# Exercise prompt:
Scan the data below for the string "JSON". Show every line where it turns up.

# Working data:
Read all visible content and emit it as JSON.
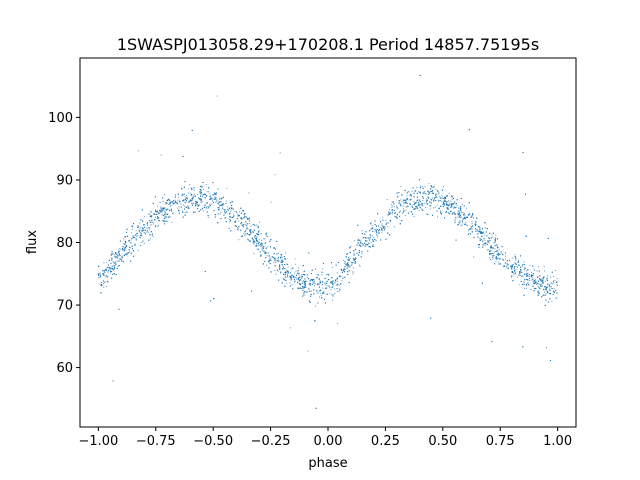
{
  "chart_data": {
    "type": "scatter",
    "title": "1SWASPJ013058.29+170208.1 Period 14857.75195s",
    "xlabel": "phase",
    "ylabel": "flux",
    "xlim": [
      -1.08,
      1.08
    ],
    "ylim": [
      50.5,
      109.5
    ],
    "xticks": [
      -1.0,
      -0.75,
      -0.5,
      -0.25,
      0.0,
      0.25,
      0.5,
      0.75,
      1.0
    ],
    "xtick_labels": [
      "−1.00",
      "−0.75",
      "−0.50",
      "−0.25",
      "0.00",
      "0.25",
      "0.50",
      "0.75",
      "1.00"
    ],
    "yticks": [
      60,
      70,
      80,
      90,
      100
    ],
    "ytick_labels": [
      "60",
      "70",
      "80",
      "90",
      "100"
    ],
    "grid": false,
    "marker_color": "#1f77b4",
    "series": [
      {
        "x": [
          -1.0,
          -0.95,
          -0.9,
          -0.85,
          -0.8,
          -0.75,
          -0.7,
          -0.65,
          -0.6,
          -0.55,
          -0.5,
          -0.45,
          -0.4,
          -0.35,
          -0.3,
          -0.25,
          -0.2,
          -0.15,
          -0.1,
          -0.05,
          0.0,
          0.05,
          0.1,
          0.15,
          0.2,
          0.25,
          0.3,
          0.35,
          0.4,
          0.45,
          0.5,
          0.55,
          0.6,
          0.65,
          0.7,
          0.75,
          0.8,
          0.85,
          0.9,
          0.95,
          1.0
        ],
        "y": [
          74,
          76,
          78.5,
          80.5,
          82,
          84,
          85.5,
          86.5,
          87,
          87,
          86.5,
          85.5,
          84,
          82,
          80,
          78,
          76,
          74.5,
          73.5,
          73,
          73,
          74.5,
          77,
          79.5,
          81.5,
          83.5,
          85.5,
          86.5,
          87,
          87,
          86.5,
          85.5,
          84,
          82,
          80,
          78,
          76.5,
          75,
          74,
          73,
          73
        ],
        "scatter": 2.4,
        "points_per_unit": 2600
      }
    ]
  }
}
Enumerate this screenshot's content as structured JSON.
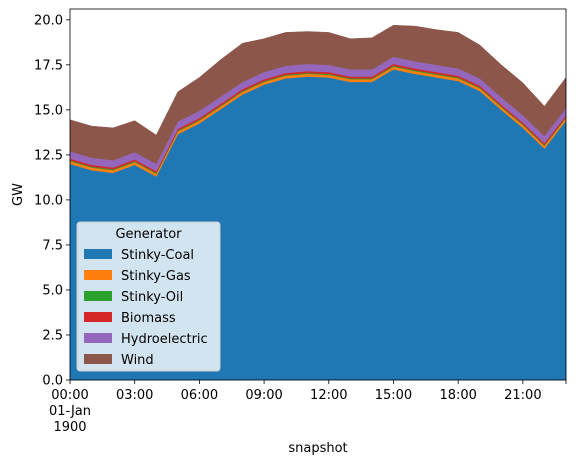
{
  "chart_data": {
    "type": "area",
    "stacked": true,
    "xlabel": "snapshot",
    "ylabel": "GW",
    "x_start_label_lines": [
      "00:00",
      "01-Jan",
      "1900"
    ],
    "x_tick_labels": [
      "03:00",
      "06:00",
      "09:00",
      "12:00",
      "15:00",
      "18:00",
      "21:00"
    ],
    "y_tick_labels": [
      "0.0",
      "2.5",
      "5.0",
      "7.5",
      "10.0",
      "12.5",
      "15.0",
      "17.5",
      "20.0"
    ],
    "x": [
      "00:00",
      "01:00",
      "02:00",
      "03:00",
      "04:00",
      "05:00",
      "06:00",
      "07:00",
      "08:00",
      "09:00",
      "10:00",
      "11:00",
      "12:00",
      "13:00",
      "14:00",
      "15:00",
      "16:00",
      "17:00",
      "18:00",
      "19:00",
      "20:00",
      "21:00",
      "22:00",
      "23:00"
    ],
    "xlim": [
      "00:00",
      "23:00"
    ],
    "ylim": [
      0,
      20.6
    ],
    "legend": {
      "title": "Generator",
      "position": "lower-left"
    },
    "series": [
      {
        "name": "Stinky-Coal",
        "color": "#1f77b4",
        "values": [
          12.0,
          11.65,
          11.5,
          11.95,
          11.3,
          13.65,
          14.25,
          15.05,
          15.85,
          16.4,
          16.75,
          16.85,
          16.8,
          16.55,
          16.55,
          17.25,
          17.0,
          16.8,
          16.6,
          16.05,
          15.0,
          14.0,
          12.85,
          14.4
        ]
      },
      {
        "name": "Stinky-Gas",
        "color": "#ff7f0e",
        "values": [
          0.15,
          0.15,
          0.15,
          0.15,
          0.15,
          0.15,
          0.15,
          0.15,
          0.15,
          0.15,
          0.15,
          0.15,
          0.15,
          0.15,
          0.15,
          0.15,
          0.15,
          0.15,
          0.15,
          0.15,
          0.15,
          0.15,
          0.15,
          0.15
        ]
      },
      {
        "name": "Stinky-Oil",
        "color": "#2ca02c",
        "values": [
          0.05,
          0.05,
          0.05,
          0.05,
          0.05,
          0.05,
          0.05,
          0.05,
          0.05,
          0.05,
          0.05,
          0.05,
          0.05,
          0.05,
          0.05,
          0.05,
          0.05,
          0.05,
          0.05,
          0.05,
          0.05,
          0.05,
          0.05,
          0.05
        ]
      },
      {
        "name": "Biomass",
        "color": "#d62728",
        "values": [
          0.1,
          0.1,
          0.1,
          0.1,
          0.1,
          0.1,
          0.1,
          0.1,
          0.1,
          0.1,
          0.1,
          0.1,
          0.1,
          0.1,
          0.1,
          0.1,
          0.1,
          0.1,
          0.1,
          0.1,
          0.1,
          0.1,
          0.1,
          0.1
        ]
      },
      {
        "name": "Hydroelectric",
        "color": "#9467bd",
        "values": [
          0.4,
          0.4,
          0.4,
          0.4,
          0.4,
          0.4,
          0.4,
          0.4,
          0.4,
          0.4,
          0.4,
          0.4,
          0.4,
          0.4,
          0.4,
          0.4,
          0.4,
          0.4,
          0.4,
          0.4,
          0.4,
          0.4,
          0.4,
          0.4
        ]
      },
      {
        "name": "Wind",
        "color": "#8c564b",
        "values": [
          1.75,
          1.75,
          1.8,
          1.75,
          1.6,
          1.65,
          1.85,
          2.05,
          2.15,
          1.85,
          1.85,
          1.8,
          1.8,
          1.7,
          1.75,
          1.75,
          1.95,
          1.95,
          2.0,
          1.85,
          1.8,
          1.8,
          1.65,
          1.7
        ]
      }
    ]
  }
}
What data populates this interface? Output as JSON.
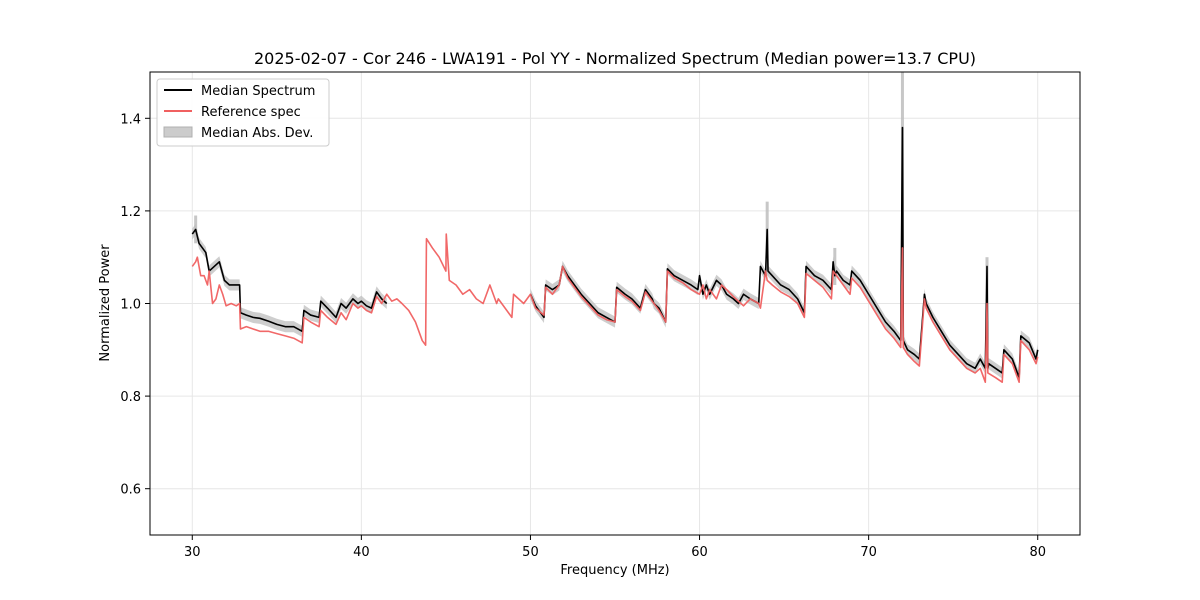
{
  "chart_data": {
    "type": "line",
    "title": "2025-02-07 - Cor 246 - LWA191 - Pol YY - Normalized Spectrum (Median power=13.7 CPU)",
    "xlabel": "Frequency (MHz)",
    "ylabel": "Normalized Power",
    "xlim": [
      27.5,
      82.5
    ],
    "ylim": [
      0.5,
      1.5
    ],
    "xticks": [
      30,
      40,
      50,
      60,
      70,
      80
    ],
    "yticks": [
      0.6,
      0.8,
      1.0,
      1.2,
      1.4
    ],
    "xtick_labels": [
      "30",
      "40",
      "50",
      "60",
      "70",
      "80"
    ],
    "ytick_labels": [
      "0.6",
      "0.8",
      "1.0",
      "1.2",
      "1.4"
    ],
    "grid": true,
    "legend_position": "top-left",
    "legend": [
      "Median Spectrum",
      "Reference spec",
      "Median Abs. Dev."
    ],
    "colors": {
      "median": "#000000",
      "reference": "#f06060",
      "mad": "#b0b0b0"
    },
    "series": [
      {
        "name": "Median Spectrum",
        "x": [
          30.0,
          30.2,
          30.4,
          30.6,
          30.8,
          31.0,
          31.3,
          31.6,
          31.9,
          32.2,
          32.5,
          32.8,
          32.85,
          33.2,
          33.6,
          34.0,
          34.5,
          35.0,
          35.5,
          36.0,
          36.5,
          36.6,
          37.0,
          37.5,
          37.6,
          38.0,
          38.5,
          38.8,
          39.1,
          39.5,
          39.8,
          40.0,
          40.3,
          40.6,
          40.9,
          41.2,
          41.5,
          50.0,
          50.3,
          50.8,
          50.9,
          51.3,
          51.7,
          51.9,
          52.2,
          52.6,
          53.0,
          53.5,
          54.0,
          54.5,
          55.0,
          55.1,
          55.6,
          56.0,
          56.5,
          56.8,
          57.2,
          57.3,
          57.6,
          58.0,
          58.1,
          58.5,
          59.0,
          59.5,
          59.9,
          60.0,
          60.2,
          60.4,
          60.6,
          61.0,
          61.3,
          61.6,
          62.0,
          62.3,
          62.6,
          63.0,
          63.5,
          63.6,
          63.9,
          64.0,
          64.05,
          64.3,
          64.8,
          65.3,
          65.8,
          66.2,
          66.3,
          66.8,
          67.3,
          67.8,
          67.9,
          68.0,
          68.1,
          68.5,
          68.9,
          69.0,
          69.5,
          70.0,
          70.5,
          71.0,
          71.5,
          71.9,
          72.0,
          72.05,
          72.3,
          72.7,
          73.0,
          73.3,
          73.4,
          73.8,
          74.3,
          74.8,
          75.3,
          75.8,
          76.3,
          76.6,
          76.9,
          77.0,
          77.05,
          77.1,
          77.5,
          77.9,
          78.0,
          78.5,
          78.9,
          79.0,
          79.5,
          79.9,
          80.0
        ],
        "y": [
          1.15,
          1.16,
          1.13,
          1.12,
          1.11,
          1.07,
          1.08,
          1.09,
          1.05,
          1.04,
          1.04,
          1.04,
          0.98,
          0.975,
          0.97,
          0.968,
          0.962,
          0.955,
          0.95,
          0.95,
          0.94,
          0.985,
          0.975,
          0.97,
          1.005,
          0.99,
          0.97,
          1.0,
          0.99,
          1.01,
          1.0,
          1.005,
          0.995,
          0.99,
          1.025,
          1.01,
          1.0,
          1.02,
          0.995,
          0.97,
          1.04,
          1.03,
          1.04,
          1.08,
          1.06,
          1.04,
          1.02,
          1.0,
          0.98,
          0.97,
          0.96,
          1.035,
          1.02,
          1.01,
          0.99,
          1.03,
          1.01,
          1.0,
          0.99,
          0.96,
          1.075,
          1.06,
          1.05,
          1.04,
          1.03,
          1.06,
          1.02,
          1.04,
          1.02,
          1.05,
          1.04,
          1.02,
          1.01,
          1.0,
          1.02,
          1.01,
          1.0,
          1.08,
          1.06,
          1.16,
          1.07,
          1.06,
          1.04,
          1.03,
          1.01,
          0.98,
          1.08,
          1.06,
          1.05,
          1.03,
          1.09,
          1.06,
          1.07,
          1.05,
          1.04,
          1.07,
          1.05,
          1.02,
          0.99,
          0.96,
          0.94,
          0.92,
          1.38,
          0.92,
          0.9,
          0.89,
          0.88,
          1.02,
          1.0,
          0.97,
          0.94,
          0.91,
          0.89,
          0.87,
          0.86,
          0.88,
          0.86,
          1.08,
          0.86,
          0.87,
          0.86,
          0.85,
          0.9,
          0.88,
          0.84,
          0.93,
          0.915,
          0.88,
          0.9
        ]
      },
      {
        "name": "Reference spec",
        "x": [
          30.0,
          30.2,
          30.3,
          30.5,
          30.7,
          30.9,
          31.0,
          31.2,
          31.4,
          31.6,
          31.8,
          32.0,
          32.3,
          32.6,
          32.8,
          32.85,
          33.2,
          33.6,
          34.0,
          34.5,
          35.0,
          35.5,
          36.0,
          36.5,
          36.6,
          37.0,
          37.5,
          37.6,
          38.0,
          38.5,
          38.8,
          39.1,
          39.5,
          39.8,
          40.0,
          40.3,
          40.6,
          40.9,
          41.2,
          41.5,
          41.8,
          42.1,
          42.4,
          42.8,
          43.2,
          43.6,
          43.8,
          43.85,
          44.2,
          44.6,
          45.0,
          45.02,
          45.2,
          45.6,
          46.0,
          46.4,
          46.8,
          47.2,
          47.6,
          48.0,
          48.1,
          48.5,
          48.9,
          49.0,
          49.3,
          49.6,
          50.0,
          50.3,
          50.8,
          50.9,
          51.3,
          51.7,
          51.9,
          52.2,
          52.6,
          53.0,
          53.5,
          54.0,
          54.5,
          55.0,
          55.1,
          55.6,
          56.0,
          56.5,
          56.8,
          57.2,
          57.6,
          58.0,
          58.1,
          58.5,
          59.0,
          59.5,
          60.0,
          60.2,
          60.4,
          60.6,
          61.0,
          61.3,
          61.6,
          62.0,
          62.3,
          62.6,
          63.0,
          63.5,
          63.6,
          63.9,
          64.0,
          64.3,
          64.8,
          65.3,
          65.8,
          66.2,
          66.3,
          66.8,
          67.3,
          67.8,
          67.9,
          68.5,
          68.9,
          69.0,
          69.5,
          70.0,
          70.5,
          71.0,
          71.5,
          71.9,
          72.0,
          72.05,
          72.3,
          72.7,
          73.0,
          73.3,
          73.4,
          73.8,
          74.3,
          74.8,
          75.3,
          75.8,
          76.3,
          76.6,
          76.9,
          77.0,
          77.05,
          77.5,
          77.9,
          78.0,
          78.5,
          78.9,
          79.0,
          79.5,
          79.9,
          80.0
        ],
        "y": [
          1.08,
          1.09,
          1.1,
          1.06,
          1.06,
          1.04,
          1.07,
          1.0,
          1.01,
          1.04,
          1.02,
          0.995,
          1.0,
          0.995,
          1.0,
          0.945,
          0.95,
          0.945,
          0.94,
          0.94,
          0.935,
          0.93,
          0.925,
          0.915,
          0.97,
          0.96,
          0.95,
          0.985,
          0.97,
          0.955,
          0.98,
          0.965,
          1.0,
          0.99,
          0.995,
          0.985,
          0.98,
          1.015,
          1.0,
          1.02,
          1.005,
          1.01,
          1.0,
          0.985,
          0.96,
          0.92,
          0.91,
          1.14,
          1.12,
          1.1,
          1.07,
          1.15,
          1.05,
          1.04,
          1.02,
          1.03,
          1.01,
          1.0,
          1.04,
          1.0,
          1.01,
          0.99,
          0.97,
          1.02,
          1.01,
          1.0,
          1.02,
          0.99,
          0.975,
          1.035,
          1.02,
          1.04,
          1.08,
          1.055,
          1.035,
          1.015,
          0.995,
          0.975,
          0.965,
          0.96,
          1.03,
          1.015,
          1.005,
          0.985,
          1.025,
          1.005,
          0.985,
          0.96,
          1.07,
          1.055,
          1.045,
          1.03,
          1.02,
          1.04,
          1.01,
          1.03,
          1.01,
          1.04,
          1.03,
          1.015,
          1.005,
          0.995,
          1.01,
          1.0,
          0.99,
          1.07,
          1.05,
          1.04,
          1.025,
          1.015,
          1.0,
          0.97,
          1.065,
          1.05,
          1.035,
          1.01,
          1.07,
          1.04,
          1.02,
          1.055,
          1.035,
          1.005,
          0.975,
          0.945,
          0.925,
          0.905,
          1.12,
          0.905,
          0.89,
          0.875,
          0.865,
          1.01,
          0.99,
          0.96,
          0.93,
          0.9,
          0.88,
          0.86,
          0.85,
          0.86,
          0.83,
          1.0,
          0.85,
          0.84,
          0.83,
          0.89,
          0.87,
          0.83,
          0.92,
          0.9,
          0.87,
          0.885
        ]
      }
    ],
    "mad_spikes": [
      {
        "x": 30.2,
        "low": 1.13,
        "high": 1.19
      },
      {
        "x": 64.0,
        "low": 1.06,
        "high": 1.22
      },
      {
        "x": 68.0,
        "low": 1.04,
        "high": 1.12
      },
      {
        "x": 72.0,
        "low": 0.92,
        "high": 1.5
      },
      {
        "x": 77.0,
        "low": 0.86,
        "high": 1.1
      }
    ],
    "mad_band_width": 0.012
  }
}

# Task solution:
Read all visible content and emit it as JSON.
Enumerate this screenshot's content as structured JSON.
What data populates this interface? Output as JSON.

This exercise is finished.